*Requirements:*
Each line that holds the word "derivatives" counts once; report the total and nothing else.

** START **

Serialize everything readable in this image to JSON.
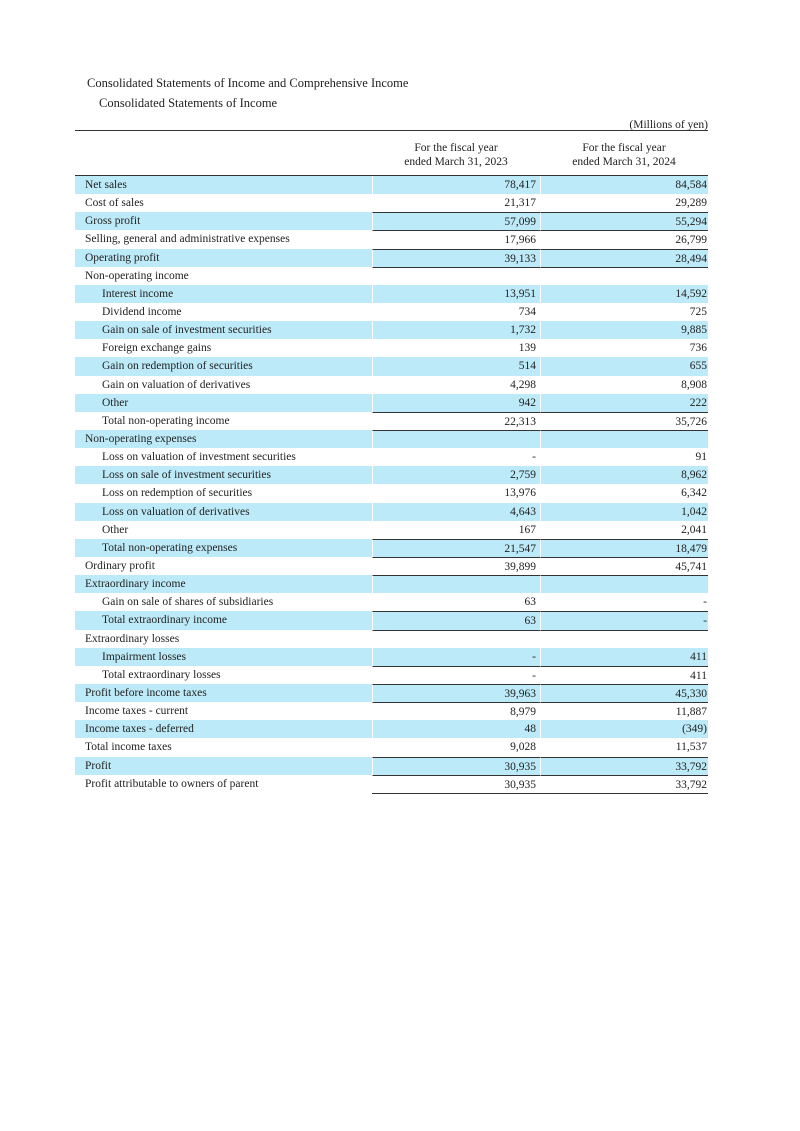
{
  "title": "Consolidated Statements of Income and Comprehensive Income",
  "subtitle": "Consolidated Statements of Income",
  "unit": "(Millions of yen)",
  "columns": [
    {
      "line1": "For the fiscal year",
      "line2": "ended March 31, 2023"
    },
    {
      "line1": "For the fiscal year",
      "line2": "ended March 31, 2024"
    }
  ],
  "row_shading_color": "#bdeaf8",
  "rows": [
    {
      "label": "Net sales",
      "indent": false,
      "v2023": "78,417",
      "v2024": "84,584",
      "line_above": false
    },
    {
      "label": "Cost of sales",
      "indent": false,
      "v2023": "21,317",
      "v2024": "29,289",
      "line_above": false
    },
    {
      "label": "Gross profit",
      "indent": false,
      "v2023": "57,099",
      "v2024": "55,294",
      "line_above": true
    },
    {
      "label": "Selling, general and administrative expenses",
      "indent": false,
      "v2023": "17,966",
      "v2024": "26,799",
      "line_above": true
    },
    {
      "label": "Operating profit",
      "indent": false,
      "v2023": "39,133",
      "v2024": "28,494",
      "line_above": true
    },
    {
      "label": "Non-operating income",
      "indent": false,
      "v2023": "",
      "v2024": "",
      "line_above": true
    },
    {
      "label": "Interest income",
      "indent": true,
      "v2023": "13,951",
      "v2024": "14,592",
      "line_above": false
    },
    {
      "label": "Dividend income",
      "indent": true,
      "v2023": "734",
      "v2024": "725",
      "line_above": false
    },
    {
      "label": "Gain on sale of investment securities",
      "indent": true,
      "v2023": "1,732",
      "v2024": "9,885",
      "line_above": false
    },
    {
      "label": "Foreign exchange gains",
      "indent": true,
      "v2023": "139",
      "v2024": "736",
      "line_above": false
    },
    {
      "label": "Gain on redemption of securities",
      "indent": true,
      "v2023": "514",
      "v2024": "655",
      "line_above": false
    },
    {
      "label": "Gain on valuation of derivatives",
      "indent": true,
      "v2023": "4,298",
      "v2024": "8,908",
      "line_above": false
    },
    {
      "label": "Other",
      "indent": true,
      "v2023": "942",
      "v2024": "222",
      "line_above": false
    },
    {
      "label": "Total non-operating income",
      "indent": true,
      "v2023": "22,313",
      "v2024": "35,726",
      "line_above": true
    },
    {
      "label": "Non-operating expenses",
      "indent": false,
      "v2023": "",
      "v2024": "",
      "line_above": true
    },
    {
      "label": "Loss on valuation of investment securities",
      "indent": true,
      "v2023": "-",
      "v2024": "91",
      "line_above": false
    },
    {
      "label": "Loss on sale of investment securities",
      "indent": true,
      "v2023": "2,759",
      "v2024": "8,962",
      "line_above": false
    },
    {
      "label": "Loss on redemption of securities",
      "indent": true,
      "v2023": "13,976",
      "v2024": "6,342",
      "line_above": false
    },
    {
      "label": "Loss on valuation of derivatives",
      "indent": true,
      "v2023": "4,643",
      "v2024": "1,042",
      "line_above": false
    },
    {
      "label": "Other",
      "indent": true,
      "v2023": "167",
      "v2024": "2,041",
      "line_above": false
    },
    {
      "label": "Total non-operating expenses",
      "indent": true,
      "v2023": "21,547",
      "v2024": "18,479",
      "line_above": true
    },
    {
      "label": "Ordinary profit",
      "indent": false,
      "v2023": "39,899",
      "v2024": "45,741",
      "line_above": true
    },
    {
      "label": "Extraordinary income",
      "indent": false,
      "v2023": "",
      "v2024": "",
      "line_above": true
    },
    {
      "label": "Gain on sale of shares of subsidiaries",
      "indent": true,
      "v2023": "63",
      "v2024": "-",
      "line_above": false
    },
    {
      "label": "Total extraordinary income",
      "indent": true,
      "v2023": "63",
      "v2024": "-",
      "line_above": true
    },
    {
      "label": "Extraordinary losses",
      "indent": false,
      "v2023": "",
      "v2024": "",
      "line_above": true
    },
    {
      "label": "Impairment losses",
      "indent": true,
      "v2023": "-",
      "v2024": "411",
      "line_above": false
    },
    {
      "label": "Total extraordinary losses",
      "indent": true,
      "v2023": "-",
      "v2024": "411",
      "line_above": true
    },
    {
      "label": "Profit before income taxes",
      "indent": false,
      "v2023": "39,963",
      "v2024": "45,330",
      "line_above": true
    },
    {
      "label": "Income taxes - current",
      "indent": false,
      "v2023": "8,979",
      "v2024": "11,887",
      "line_above": true
    },
    {
      "label": "Income taxes - deferred",
      "indent": false,
      "v2023": "48",
      "v2024": "(349)",
      "line_above": false
    },
    {
      "label": "Total income taxes",
      "indent": false,
      "v2023": "9,028",
      "v2024": "11,537",
      "line_above": false
    },
    {
      "label": "Profit",
      "indent": false,
      "v2023": "30,935",
      "v2024": "33,792",
      "line_above": true
    },
    {
      "label": "Profit attributable to owners of parent",
      "indent": false,
      "v2023": "30,935",
      "v2024": "33,792",
      "line_above": true
    }
  ]
}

** END **

*Exercise solution:*
2